### RECORDS TO PROCESS
++++++
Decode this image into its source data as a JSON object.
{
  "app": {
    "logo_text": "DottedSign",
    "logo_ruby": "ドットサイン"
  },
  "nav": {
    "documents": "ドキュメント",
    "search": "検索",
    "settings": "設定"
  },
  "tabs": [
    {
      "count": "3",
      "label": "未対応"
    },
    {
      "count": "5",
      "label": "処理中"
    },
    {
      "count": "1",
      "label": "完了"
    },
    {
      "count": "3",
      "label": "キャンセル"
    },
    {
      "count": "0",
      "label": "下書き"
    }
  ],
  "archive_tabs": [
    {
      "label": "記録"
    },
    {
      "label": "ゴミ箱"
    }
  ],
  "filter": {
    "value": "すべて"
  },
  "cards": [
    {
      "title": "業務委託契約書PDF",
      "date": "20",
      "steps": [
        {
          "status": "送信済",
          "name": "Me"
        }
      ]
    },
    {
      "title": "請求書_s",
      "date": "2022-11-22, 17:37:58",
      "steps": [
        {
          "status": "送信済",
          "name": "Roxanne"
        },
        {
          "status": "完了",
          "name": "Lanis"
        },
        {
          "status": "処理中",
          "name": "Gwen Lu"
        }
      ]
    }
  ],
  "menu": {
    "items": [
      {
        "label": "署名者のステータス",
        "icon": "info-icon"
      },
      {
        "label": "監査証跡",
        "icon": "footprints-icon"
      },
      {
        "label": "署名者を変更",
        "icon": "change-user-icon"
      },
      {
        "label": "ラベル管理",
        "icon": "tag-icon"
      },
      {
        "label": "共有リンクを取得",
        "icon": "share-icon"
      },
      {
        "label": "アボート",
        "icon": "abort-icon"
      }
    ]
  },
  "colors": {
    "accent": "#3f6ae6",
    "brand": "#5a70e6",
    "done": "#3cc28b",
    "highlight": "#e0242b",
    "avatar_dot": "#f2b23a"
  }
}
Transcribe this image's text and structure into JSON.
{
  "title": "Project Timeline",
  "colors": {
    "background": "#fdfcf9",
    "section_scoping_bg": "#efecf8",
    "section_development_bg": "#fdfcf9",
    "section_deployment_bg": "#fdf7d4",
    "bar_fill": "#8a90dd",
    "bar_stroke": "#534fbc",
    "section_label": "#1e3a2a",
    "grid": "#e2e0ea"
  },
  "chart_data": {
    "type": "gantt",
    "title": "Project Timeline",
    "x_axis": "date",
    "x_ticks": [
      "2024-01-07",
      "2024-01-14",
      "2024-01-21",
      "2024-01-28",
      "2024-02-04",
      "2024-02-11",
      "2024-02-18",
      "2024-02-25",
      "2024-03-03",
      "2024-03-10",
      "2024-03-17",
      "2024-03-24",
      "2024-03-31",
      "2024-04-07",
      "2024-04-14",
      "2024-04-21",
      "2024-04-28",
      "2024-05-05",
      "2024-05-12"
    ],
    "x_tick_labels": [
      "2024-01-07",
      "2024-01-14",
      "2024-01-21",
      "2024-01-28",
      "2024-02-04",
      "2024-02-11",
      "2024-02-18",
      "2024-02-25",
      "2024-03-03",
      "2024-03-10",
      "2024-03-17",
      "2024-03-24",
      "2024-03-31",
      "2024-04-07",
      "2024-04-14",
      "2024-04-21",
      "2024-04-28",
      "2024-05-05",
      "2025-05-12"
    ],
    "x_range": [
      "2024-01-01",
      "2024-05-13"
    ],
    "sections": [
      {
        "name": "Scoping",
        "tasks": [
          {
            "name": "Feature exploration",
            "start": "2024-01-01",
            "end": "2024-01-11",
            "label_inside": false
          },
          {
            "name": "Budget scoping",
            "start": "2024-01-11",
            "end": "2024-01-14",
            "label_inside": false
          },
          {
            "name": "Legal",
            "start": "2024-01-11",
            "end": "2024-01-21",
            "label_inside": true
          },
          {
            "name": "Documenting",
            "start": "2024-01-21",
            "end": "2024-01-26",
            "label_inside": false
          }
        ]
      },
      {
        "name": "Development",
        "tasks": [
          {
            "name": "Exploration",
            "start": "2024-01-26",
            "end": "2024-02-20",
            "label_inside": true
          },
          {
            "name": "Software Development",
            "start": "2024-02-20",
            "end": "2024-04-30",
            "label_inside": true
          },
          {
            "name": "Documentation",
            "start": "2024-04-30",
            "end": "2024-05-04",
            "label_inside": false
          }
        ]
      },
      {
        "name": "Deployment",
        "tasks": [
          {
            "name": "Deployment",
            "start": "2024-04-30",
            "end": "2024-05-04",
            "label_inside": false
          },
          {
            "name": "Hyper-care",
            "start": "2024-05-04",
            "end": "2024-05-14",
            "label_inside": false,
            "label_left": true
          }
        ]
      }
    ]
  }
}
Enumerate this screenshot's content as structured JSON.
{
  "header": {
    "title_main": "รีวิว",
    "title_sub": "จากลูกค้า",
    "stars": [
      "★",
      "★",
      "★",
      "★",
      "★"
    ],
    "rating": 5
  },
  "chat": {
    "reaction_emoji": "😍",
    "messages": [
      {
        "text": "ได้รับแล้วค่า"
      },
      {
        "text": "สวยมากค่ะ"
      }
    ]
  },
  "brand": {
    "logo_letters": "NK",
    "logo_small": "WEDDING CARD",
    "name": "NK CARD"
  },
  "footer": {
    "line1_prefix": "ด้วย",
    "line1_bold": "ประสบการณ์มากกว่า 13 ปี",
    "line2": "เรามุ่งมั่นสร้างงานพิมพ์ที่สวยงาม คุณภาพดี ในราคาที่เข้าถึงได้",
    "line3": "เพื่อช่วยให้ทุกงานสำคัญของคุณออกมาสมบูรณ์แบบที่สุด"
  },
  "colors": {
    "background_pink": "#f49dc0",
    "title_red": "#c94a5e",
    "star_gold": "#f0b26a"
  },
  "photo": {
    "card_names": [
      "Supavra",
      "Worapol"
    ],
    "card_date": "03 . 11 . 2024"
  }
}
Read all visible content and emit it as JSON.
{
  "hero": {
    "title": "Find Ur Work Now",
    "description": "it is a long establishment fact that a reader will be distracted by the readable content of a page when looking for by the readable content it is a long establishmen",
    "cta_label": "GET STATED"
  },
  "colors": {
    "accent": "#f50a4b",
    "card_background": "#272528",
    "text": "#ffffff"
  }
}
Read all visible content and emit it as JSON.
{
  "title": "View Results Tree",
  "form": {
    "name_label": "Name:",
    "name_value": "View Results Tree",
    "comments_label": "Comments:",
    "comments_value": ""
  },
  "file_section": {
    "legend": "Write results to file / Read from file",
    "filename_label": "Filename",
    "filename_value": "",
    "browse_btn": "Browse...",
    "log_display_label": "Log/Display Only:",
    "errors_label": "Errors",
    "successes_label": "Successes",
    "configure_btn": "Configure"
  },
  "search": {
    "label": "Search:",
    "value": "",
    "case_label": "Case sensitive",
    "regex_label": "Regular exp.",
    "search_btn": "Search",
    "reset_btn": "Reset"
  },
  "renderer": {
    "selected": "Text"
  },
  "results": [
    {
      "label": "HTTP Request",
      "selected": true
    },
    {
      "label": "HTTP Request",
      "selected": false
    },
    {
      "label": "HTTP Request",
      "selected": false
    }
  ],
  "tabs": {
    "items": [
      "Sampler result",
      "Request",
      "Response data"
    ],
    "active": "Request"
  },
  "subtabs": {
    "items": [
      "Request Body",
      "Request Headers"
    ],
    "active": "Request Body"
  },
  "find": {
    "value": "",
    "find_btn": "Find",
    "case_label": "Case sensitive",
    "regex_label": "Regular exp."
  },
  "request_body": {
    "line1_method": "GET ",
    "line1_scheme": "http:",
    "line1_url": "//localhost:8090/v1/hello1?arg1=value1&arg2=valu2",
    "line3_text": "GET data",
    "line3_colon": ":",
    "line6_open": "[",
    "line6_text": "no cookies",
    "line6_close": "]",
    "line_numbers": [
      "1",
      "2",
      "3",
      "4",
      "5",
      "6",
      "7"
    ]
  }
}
++++++
### JOB
Looking at the material above, count the lines that hold "image" and give the total alone.

### EXERCISE SOLUTION
2